# What is asked
From the listing below, select every line where the word "fortune" appears.

Extracted data entries
------------------------------
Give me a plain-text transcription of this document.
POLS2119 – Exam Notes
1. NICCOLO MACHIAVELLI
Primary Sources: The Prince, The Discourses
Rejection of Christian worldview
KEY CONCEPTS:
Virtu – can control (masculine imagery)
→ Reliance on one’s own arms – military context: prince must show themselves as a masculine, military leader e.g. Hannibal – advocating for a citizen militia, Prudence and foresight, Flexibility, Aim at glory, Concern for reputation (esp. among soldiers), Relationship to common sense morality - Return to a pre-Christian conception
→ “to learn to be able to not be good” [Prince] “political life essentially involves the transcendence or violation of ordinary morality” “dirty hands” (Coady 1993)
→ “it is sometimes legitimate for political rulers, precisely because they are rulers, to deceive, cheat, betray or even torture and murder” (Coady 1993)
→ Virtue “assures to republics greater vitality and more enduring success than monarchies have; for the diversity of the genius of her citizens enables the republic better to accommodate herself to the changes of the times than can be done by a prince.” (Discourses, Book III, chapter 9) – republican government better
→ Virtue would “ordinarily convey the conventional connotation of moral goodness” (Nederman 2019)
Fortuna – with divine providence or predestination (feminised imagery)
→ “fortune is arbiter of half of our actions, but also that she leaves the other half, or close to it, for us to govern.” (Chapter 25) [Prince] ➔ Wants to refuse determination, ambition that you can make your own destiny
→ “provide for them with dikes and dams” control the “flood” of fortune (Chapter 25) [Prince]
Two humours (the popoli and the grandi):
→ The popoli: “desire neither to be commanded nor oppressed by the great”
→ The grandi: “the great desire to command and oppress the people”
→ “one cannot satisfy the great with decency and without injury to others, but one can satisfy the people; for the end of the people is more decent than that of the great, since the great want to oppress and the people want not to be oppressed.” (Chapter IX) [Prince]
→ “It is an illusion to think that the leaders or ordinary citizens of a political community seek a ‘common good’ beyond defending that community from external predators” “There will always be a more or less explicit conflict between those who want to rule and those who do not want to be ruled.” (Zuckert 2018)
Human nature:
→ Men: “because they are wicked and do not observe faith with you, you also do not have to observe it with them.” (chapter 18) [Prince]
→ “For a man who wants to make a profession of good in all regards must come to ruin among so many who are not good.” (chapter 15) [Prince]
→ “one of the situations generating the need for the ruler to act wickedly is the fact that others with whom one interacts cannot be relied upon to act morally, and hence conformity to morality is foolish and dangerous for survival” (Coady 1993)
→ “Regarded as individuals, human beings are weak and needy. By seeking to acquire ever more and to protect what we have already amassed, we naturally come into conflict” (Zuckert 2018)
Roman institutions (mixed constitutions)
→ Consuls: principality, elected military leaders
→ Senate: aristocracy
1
------------------------------
# Result of the exercise
→ “fortune is arbiter of half of our actions, but also that she leaves the other half, or close to it, for us to govern.” (Chapter 25) [Prince] ➔ Wants to refuse determination, ambition that you can make your own destiny
→ “provide for them with dikes and dams” control the “flood” of fortune (Chapter 25) [Prince]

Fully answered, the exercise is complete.